[Element placement data]
= = = =

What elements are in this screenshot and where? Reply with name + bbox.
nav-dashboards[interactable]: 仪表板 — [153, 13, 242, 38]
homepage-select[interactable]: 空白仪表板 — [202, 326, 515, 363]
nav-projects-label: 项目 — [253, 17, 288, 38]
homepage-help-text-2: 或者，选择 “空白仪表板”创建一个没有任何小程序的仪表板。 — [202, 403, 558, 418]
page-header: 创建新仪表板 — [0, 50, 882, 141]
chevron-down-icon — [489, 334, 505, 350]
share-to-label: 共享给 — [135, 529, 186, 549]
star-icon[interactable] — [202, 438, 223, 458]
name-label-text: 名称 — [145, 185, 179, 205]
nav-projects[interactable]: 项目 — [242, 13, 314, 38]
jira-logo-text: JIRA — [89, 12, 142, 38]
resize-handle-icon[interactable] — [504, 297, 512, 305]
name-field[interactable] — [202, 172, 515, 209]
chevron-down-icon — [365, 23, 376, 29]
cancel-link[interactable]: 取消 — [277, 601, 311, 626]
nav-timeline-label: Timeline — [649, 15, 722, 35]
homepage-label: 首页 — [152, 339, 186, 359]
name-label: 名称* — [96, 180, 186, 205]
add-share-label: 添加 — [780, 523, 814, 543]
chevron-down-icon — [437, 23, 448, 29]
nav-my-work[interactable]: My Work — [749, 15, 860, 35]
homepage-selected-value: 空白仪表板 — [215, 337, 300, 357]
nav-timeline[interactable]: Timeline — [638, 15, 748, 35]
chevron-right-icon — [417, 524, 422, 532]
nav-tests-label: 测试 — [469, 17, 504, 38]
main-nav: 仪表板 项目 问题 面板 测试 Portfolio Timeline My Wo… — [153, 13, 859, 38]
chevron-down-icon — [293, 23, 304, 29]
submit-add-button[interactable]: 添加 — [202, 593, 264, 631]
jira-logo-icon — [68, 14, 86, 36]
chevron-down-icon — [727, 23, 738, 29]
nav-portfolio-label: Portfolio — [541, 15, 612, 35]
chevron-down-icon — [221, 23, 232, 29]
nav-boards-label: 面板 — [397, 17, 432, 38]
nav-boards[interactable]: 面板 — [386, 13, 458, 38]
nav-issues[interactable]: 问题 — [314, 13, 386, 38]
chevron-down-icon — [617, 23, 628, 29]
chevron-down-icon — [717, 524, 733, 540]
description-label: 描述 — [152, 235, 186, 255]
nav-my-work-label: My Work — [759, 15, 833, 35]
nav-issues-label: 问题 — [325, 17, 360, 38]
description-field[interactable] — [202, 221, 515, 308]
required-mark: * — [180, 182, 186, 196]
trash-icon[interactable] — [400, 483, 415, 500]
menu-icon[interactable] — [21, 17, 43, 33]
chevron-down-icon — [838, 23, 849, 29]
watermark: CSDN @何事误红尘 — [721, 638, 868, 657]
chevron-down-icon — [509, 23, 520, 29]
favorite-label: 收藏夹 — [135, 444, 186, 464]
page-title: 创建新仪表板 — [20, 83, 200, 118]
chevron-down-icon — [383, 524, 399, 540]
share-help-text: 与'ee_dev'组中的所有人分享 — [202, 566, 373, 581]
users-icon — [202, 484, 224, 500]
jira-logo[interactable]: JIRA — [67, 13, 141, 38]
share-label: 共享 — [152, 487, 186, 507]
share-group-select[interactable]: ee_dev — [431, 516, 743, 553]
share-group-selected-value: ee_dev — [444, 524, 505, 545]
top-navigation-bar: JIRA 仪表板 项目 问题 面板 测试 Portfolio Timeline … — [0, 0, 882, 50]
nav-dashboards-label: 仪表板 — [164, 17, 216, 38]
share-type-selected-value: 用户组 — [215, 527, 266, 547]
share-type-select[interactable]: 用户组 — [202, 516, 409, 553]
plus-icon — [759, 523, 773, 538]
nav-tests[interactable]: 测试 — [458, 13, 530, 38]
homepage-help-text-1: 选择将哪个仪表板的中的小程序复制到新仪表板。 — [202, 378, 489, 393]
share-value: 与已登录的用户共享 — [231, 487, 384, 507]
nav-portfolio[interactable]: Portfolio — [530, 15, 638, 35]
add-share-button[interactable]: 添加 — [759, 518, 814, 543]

= = = =

Quote the rows word for word, from the first line down through the line containing "chevron-down-icon — [489, 334, 505, 350]", including both.

SOLUTION TO THIS PROBLEM =>
What elements are in this screenshot and where? Reply with name + bbox.
nav-dashboards[interactable]: 仪表板 — [153, 13, 242, 38]
homepage-select[interactable]: 空白仪表板 — [202, 326, 515, 363]
nav-projects-label: 项目 — [253, 17, 288, 38]
homepage-help-text-2: 或者，选择 “空白仪表板”创建一个没有任何小程序的仪表板。 — [202, 403, 558, 418]
page-header: 创建新仪表板 — [0, 50, 882, 141]
chevron-down-icon — [489, 334, 505, 350]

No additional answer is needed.